Texto para leitura ::
----------------------------------------
Três pessoas são acusadas pelo crime, duas delas menores de idade. A vítima era homossexual, de conhecimento da cidade e querido por muitos. Sabia que se comportar por ali era a garantia de sua vida. Não bastou. Foi vítima de um crime bárbaro. Foi julgado em praça pública como Maria Madalena. Mas Jesus não apareceu para salvá-lo. Após o crime, os menores foram levados para o centro de recuperação do estado e o maior foi preso.
O crime, ocorrido há quase 4 anos, não ganhou notoriedade na mídia nacional. Na verdade, algumas notas em grandes jornais do Rio e de São Paulo noticiaram o ocorrido. Almeida era militante do Grupo Gay de Alagoas, o GAAL, mesmo assim o crime ganhou destaque.

Na semana passada, um crime igualmente bárbaro foi notícia internacional. No subúrbio do Rio de janeiro, um menino de 6 anos, preso ao cinto de segurança do carro onde estava, que foi roubado, foi arrastado por cerca de 6 km. Diferentemente, o crime virou símbolo contra a violência, suspeitos já foram presos e o nome da criança, João Hélio Fernandes Vieites, deve virar nome de uma praça na cidade. Um filme, um livro, não estão descartados.
A morte do menino foi um crime não premeditado, existe um milhão de explicações não convincentes para tal barbárie. E o crime contra Almeida? Morto por moradores de uma cidade de pouco mais de 15 mil habitantes, morreu no esquecimento e é apenas mais um nas estatísticas. Foi um crime premeditado, um crime de ódio.

Ambos os crimes são uma vergonha para o nosso país. Para a humanidade. Crimes hediondos precisam ter uma legislação mais rígida em nosso país. Estupro, violento atentado ao pudor, assassinato a sangue frio, crime premeditado, chacinas e crimes de ódio devem ter punição exemplar. Pena de morte ou prisão perpétua seria pouco em alguns casos.
----------------------------------------
Tarefa proposta :: Reproduza na íntegra o texto acima sobre os dois crimes bárbaros, sem qualquer alteração.

Dados fornecidos ::
----------------------------------------
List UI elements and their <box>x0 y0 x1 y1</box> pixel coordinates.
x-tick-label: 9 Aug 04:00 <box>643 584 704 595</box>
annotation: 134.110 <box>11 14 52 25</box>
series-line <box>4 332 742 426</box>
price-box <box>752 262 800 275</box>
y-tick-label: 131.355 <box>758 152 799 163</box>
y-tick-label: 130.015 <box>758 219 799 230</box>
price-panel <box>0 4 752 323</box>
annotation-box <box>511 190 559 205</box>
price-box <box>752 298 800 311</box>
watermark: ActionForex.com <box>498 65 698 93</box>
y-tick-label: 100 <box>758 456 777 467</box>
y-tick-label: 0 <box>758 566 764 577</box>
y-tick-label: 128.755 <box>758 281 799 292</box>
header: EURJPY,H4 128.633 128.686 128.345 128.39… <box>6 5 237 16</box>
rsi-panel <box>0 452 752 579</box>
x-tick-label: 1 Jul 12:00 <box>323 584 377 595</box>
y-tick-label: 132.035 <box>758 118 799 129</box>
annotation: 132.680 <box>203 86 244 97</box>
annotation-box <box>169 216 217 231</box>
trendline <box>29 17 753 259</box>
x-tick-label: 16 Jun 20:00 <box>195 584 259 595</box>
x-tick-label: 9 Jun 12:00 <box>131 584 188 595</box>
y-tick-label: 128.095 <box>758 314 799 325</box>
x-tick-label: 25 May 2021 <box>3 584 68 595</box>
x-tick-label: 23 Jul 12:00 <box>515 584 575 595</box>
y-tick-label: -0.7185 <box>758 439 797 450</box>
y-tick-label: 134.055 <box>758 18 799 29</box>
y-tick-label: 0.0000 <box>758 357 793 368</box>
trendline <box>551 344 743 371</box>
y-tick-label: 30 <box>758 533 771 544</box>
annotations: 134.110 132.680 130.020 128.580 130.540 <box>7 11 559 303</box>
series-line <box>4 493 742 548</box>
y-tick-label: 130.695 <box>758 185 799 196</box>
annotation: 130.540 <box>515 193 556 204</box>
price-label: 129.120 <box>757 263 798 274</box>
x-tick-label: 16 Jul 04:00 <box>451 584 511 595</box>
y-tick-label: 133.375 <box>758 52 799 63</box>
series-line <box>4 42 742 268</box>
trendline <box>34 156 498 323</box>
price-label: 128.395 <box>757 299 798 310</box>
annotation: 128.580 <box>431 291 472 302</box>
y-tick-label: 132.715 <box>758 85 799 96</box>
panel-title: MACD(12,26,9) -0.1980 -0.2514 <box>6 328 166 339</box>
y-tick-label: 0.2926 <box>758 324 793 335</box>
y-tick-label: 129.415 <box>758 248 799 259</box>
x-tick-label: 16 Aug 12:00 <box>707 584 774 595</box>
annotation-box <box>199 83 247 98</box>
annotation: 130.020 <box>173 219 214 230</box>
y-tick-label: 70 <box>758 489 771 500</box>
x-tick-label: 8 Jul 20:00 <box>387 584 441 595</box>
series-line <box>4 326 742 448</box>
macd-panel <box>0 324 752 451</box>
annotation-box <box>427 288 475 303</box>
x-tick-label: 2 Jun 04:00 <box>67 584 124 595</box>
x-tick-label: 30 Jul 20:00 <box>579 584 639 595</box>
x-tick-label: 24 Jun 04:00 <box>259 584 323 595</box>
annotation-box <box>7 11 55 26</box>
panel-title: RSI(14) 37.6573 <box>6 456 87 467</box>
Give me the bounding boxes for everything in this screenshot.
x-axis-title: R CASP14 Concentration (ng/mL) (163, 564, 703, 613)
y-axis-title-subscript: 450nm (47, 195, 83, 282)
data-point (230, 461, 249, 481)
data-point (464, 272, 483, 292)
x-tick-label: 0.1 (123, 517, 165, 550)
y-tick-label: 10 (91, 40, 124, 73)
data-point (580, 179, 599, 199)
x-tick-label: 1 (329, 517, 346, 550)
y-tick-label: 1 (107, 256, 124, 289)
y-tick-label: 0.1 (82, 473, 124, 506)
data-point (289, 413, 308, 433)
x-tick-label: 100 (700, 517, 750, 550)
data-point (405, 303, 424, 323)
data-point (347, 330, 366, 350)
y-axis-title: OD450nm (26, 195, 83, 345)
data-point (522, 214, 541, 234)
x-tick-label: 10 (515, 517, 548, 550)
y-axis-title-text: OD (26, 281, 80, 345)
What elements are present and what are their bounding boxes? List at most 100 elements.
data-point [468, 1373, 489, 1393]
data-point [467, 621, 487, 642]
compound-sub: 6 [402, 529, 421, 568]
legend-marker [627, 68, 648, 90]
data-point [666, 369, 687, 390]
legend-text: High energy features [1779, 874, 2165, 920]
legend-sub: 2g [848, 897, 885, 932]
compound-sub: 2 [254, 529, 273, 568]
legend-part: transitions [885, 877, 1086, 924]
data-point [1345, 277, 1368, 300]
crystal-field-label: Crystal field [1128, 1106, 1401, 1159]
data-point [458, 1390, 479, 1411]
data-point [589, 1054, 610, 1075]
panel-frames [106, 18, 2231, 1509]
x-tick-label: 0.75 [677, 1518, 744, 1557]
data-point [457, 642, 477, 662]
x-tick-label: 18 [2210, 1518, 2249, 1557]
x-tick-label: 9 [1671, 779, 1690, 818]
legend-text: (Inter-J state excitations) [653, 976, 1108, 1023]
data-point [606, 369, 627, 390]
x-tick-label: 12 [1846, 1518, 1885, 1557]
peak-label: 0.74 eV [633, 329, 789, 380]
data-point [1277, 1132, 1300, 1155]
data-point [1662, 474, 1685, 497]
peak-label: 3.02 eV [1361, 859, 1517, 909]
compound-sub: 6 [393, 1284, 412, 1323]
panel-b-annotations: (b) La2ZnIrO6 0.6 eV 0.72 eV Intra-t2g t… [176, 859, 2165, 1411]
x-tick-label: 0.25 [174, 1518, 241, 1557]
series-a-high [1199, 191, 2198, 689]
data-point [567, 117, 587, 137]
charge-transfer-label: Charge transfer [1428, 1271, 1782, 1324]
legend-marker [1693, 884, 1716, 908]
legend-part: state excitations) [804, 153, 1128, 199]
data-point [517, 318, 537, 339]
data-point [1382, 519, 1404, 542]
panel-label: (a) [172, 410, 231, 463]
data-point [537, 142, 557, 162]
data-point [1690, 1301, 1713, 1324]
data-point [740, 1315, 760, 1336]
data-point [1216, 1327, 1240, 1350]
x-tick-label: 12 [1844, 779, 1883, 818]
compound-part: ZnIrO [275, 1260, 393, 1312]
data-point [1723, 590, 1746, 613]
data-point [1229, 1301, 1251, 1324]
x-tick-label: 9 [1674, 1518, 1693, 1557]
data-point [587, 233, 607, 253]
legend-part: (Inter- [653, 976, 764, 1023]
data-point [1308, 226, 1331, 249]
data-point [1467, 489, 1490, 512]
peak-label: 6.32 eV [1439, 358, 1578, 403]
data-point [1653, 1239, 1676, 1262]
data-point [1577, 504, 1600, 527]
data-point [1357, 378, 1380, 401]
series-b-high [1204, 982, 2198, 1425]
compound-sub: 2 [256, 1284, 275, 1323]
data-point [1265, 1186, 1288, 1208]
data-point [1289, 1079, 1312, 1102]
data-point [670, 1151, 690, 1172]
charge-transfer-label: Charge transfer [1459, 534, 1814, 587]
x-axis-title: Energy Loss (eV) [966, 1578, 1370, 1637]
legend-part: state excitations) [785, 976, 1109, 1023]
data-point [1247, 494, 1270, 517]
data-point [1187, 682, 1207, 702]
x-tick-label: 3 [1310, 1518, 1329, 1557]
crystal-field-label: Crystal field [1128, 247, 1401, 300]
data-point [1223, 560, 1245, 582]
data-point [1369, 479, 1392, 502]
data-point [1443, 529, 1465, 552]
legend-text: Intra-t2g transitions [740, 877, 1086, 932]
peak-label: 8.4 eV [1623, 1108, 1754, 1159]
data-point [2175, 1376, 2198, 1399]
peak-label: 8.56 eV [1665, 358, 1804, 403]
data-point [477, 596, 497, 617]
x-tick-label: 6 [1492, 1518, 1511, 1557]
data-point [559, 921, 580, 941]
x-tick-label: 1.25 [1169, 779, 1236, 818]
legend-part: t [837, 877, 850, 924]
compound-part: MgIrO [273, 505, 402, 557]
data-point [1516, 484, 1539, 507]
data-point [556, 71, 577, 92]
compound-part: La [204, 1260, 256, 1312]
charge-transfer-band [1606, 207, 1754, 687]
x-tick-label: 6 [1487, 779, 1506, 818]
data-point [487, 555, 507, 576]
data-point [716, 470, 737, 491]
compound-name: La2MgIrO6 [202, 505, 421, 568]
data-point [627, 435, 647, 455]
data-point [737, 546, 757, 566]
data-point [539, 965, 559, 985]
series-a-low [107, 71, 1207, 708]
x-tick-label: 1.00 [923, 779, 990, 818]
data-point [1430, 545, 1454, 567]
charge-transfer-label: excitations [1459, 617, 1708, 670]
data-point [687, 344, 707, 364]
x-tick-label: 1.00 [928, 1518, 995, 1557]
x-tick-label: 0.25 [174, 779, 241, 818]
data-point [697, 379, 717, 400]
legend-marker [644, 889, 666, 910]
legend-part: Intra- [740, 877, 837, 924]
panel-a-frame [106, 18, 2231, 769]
----------------------------------------
Em resposta ::
Três pessoas são acusadas pelo crime, duas delas menores de idade. A vítima era homossexual, de conhecimento da cidade e querido por muitos. Sabia que se comportar por ali era a garantia de sua vida. Não bastou. Foi vítima de um crime bárbaro. Foi julgado em praça pública como Maria Madalena. Mas Jesus não apareceu para salvá-lo. Após o crime, os menores foram levados para o centro de recuperação do estado e o maior foi preso.
O crime, ocorrido há quase 4 anos, não ganhou notoriedade na mídia nacional. Na verdade, algumas notas em grandes jornais do Rio e de São Paulo noticiaram o ocorrido. Almeida era militante do Grupo Gay de Alagoas, o GAAL, mesmo assim o crime ganhou destaque.

Na semana passada, um crime igualmente bárbaro foi notícia internacional. No subúrbio do Rio de janeiro, um menino de 6 anos, preso ao cinto de segurança do carro onde estava, que foi roubado, foi arrastado por cerca de 6 km. Diferentemente, o crime virou símbolo contra a violência, suspeitos já foram presos e o nome da criança, João Hélio Fernandes Vieites, deve virar nome de uma praça na cidade. Um filme, um livro, não estão descartados.
A morte do menino foi um crime não premeditado, existe um milhão de explicações não convincentes para tal barbárie. E o crime contra Almeida? Morto por moradores de uma cidade de pouco mais de 15 mil habitantes, morreu no esquecimento e é apenas mais um nas estatísticas. Foi um crime premeditado, um crime de ódio.

Ambos os crimes são uma vergonha para o nosso país. Para a humanidade. Crimes hediondos precisam ter uma legislação mais rígida em nosso país. Estupro, violento atentado ao pudor, assassinato a sangue frio, crime premeditado, chacinas e crimes de ódio devem ter punição exemplar. Pena de morte ou prisão perpétua seria pouco em alguns casos.